*What you are asked to do*: In the listing below, find every line with the string "obligado" and pull it out.
────────────────────
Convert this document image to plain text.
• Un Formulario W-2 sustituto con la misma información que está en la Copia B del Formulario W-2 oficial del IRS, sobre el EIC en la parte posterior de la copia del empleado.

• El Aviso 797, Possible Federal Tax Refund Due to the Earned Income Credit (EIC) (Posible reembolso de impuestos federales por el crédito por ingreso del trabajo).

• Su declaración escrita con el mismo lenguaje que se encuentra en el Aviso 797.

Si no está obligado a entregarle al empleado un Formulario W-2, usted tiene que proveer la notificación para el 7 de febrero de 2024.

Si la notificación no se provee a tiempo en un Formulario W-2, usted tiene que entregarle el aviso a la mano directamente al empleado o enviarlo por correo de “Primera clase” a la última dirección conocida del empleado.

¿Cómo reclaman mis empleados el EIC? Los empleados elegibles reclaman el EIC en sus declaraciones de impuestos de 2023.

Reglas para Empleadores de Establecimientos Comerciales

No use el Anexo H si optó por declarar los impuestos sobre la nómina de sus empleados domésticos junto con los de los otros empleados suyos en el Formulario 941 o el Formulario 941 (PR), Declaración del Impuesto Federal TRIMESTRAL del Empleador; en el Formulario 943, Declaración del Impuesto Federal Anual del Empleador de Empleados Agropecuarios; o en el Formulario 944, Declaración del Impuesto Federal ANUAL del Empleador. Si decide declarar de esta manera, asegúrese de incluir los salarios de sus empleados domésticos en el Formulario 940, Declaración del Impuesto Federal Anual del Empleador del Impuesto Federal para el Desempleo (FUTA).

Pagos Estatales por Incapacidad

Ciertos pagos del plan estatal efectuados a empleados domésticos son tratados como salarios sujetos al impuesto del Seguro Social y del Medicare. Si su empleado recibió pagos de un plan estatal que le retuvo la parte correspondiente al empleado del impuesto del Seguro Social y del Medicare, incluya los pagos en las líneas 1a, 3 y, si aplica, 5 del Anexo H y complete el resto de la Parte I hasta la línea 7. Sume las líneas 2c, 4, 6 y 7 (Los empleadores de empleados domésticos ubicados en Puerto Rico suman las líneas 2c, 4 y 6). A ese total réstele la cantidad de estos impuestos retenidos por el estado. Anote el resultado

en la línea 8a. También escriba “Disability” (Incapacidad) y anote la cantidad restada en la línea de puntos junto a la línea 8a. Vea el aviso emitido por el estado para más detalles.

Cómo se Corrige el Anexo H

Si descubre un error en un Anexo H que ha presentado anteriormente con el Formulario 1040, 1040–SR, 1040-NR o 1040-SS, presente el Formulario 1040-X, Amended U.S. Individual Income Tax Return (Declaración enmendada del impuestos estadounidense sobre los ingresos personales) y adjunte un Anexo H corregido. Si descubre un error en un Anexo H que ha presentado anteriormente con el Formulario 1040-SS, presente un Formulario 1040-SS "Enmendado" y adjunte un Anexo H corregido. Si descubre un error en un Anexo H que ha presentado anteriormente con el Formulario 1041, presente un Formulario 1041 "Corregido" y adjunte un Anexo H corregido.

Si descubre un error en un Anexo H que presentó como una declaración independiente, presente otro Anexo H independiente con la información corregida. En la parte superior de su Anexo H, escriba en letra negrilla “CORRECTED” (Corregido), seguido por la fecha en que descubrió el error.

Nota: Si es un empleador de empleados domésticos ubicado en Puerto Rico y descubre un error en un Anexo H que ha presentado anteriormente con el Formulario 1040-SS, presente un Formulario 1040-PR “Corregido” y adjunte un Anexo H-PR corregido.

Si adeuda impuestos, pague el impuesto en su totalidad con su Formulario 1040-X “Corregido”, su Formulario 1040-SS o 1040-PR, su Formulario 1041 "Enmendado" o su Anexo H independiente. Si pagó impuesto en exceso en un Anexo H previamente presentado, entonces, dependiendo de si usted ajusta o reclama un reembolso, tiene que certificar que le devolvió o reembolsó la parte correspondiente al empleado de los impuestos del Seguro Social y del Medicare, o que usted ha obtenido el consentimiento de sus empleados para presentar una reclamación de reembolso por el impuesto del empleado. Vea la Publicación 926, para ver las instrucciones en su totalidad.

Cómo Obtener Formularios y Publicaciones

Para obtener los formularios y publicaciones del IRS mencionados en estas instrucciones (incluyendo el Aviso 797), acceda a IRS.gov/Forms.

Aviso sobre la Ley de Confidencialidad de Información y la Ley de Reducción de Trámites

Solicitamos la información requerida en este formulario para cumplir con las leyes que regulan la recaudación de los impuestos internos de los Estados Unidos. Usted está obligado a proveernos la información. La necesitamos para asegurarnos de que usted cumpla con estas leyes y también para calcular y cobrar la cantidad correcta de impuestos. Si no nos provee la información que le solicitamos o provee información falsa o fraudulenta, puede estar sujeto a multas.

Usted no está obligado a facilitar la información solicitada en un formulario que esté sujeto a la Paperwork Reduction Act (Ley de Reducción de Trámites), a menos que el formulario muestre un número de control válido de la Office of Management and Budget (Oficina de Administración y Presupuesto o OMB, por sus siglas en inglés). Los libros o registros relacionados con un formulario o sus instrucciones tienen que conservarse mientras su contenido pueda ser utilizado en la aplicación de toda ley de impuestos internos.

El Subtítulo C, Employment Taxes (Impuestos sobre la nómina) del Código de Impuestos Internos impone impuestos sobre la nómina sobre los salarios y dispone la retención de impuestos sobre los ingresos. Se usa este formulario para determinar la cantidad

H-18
────────────────────
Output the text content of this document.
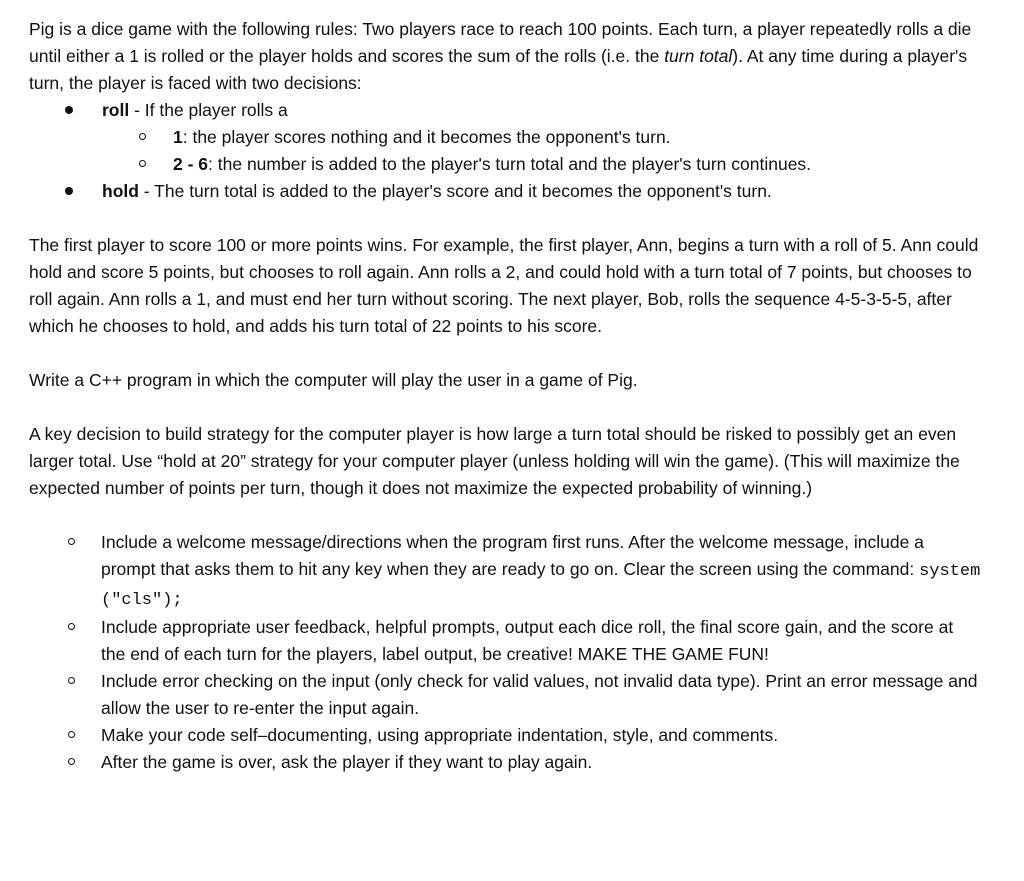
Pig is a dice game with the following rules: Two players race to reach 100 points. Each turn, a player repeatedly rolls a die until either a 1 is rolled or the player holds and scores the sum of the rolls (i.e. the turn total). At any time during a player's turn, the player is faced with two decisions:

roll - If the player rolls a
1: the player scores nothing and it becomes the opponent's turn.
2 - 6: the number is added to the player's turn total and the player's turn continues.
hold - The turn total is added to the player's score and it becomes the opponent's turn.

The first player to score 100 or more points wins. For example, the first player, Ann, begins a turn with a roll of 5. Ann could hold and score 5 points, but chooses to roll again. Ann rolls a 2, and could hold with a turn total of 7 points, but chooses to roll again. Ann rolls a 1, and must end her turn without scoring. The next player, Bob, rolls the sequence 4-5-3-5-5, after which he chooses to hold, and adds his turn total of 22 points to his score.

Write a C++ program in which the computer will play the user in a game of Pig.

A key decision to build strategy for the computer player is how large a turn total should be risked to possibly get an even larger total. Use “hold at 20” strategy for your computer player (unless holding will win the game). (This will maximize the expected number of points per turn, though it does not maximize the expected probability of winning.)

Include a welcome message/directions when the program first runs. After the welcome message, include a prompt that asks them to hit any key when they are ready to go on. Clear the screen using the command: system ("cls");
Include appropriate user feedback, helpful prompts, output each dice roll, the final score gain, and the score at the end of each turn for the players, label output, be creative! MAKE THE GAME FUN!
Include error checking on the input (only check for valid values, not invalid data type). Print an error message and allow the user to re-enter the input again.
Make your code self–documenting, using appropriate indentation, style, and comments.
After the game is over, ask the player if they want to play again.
────────────────────
*Final answer*:
Si no está obligado a entregarle al empleado un Formulario W-2, usted tiene que proveer la notificación para el 7 de febrero de 2024.
Solicitamos la información requerida en este formulario para cumplir con las leyes que regulan la recaudación de los impuestos internos de los Estados Unidos. Usted está obligado a proveernos la información. La necesitamos para asegurarnos de que usted cumpla con estas leyes y también para calcular y cobrar la cantidad correcta de impuestos. Si no nos provee la información que le solicitamos o provee información falsa o fraudulenta, puede estar sujeto a multas.
Usted no está obligado a facilitar la información solicitada en un formulario que esté sujeto a la Paperwork Reduction Act (Ley de Reducción de Trámites), a menos que el formulario muestre un número de control válido de la Office of Management and Budget (Oficina de Administración y Presupuesto o OMB, por sus siglas en inglés). Los libros o registros relacionados con un formulario o sus instrucciones tienen que conservarse mientras su contenido pueda ser utilizado en la aplicación de toda ley de impuestos internos.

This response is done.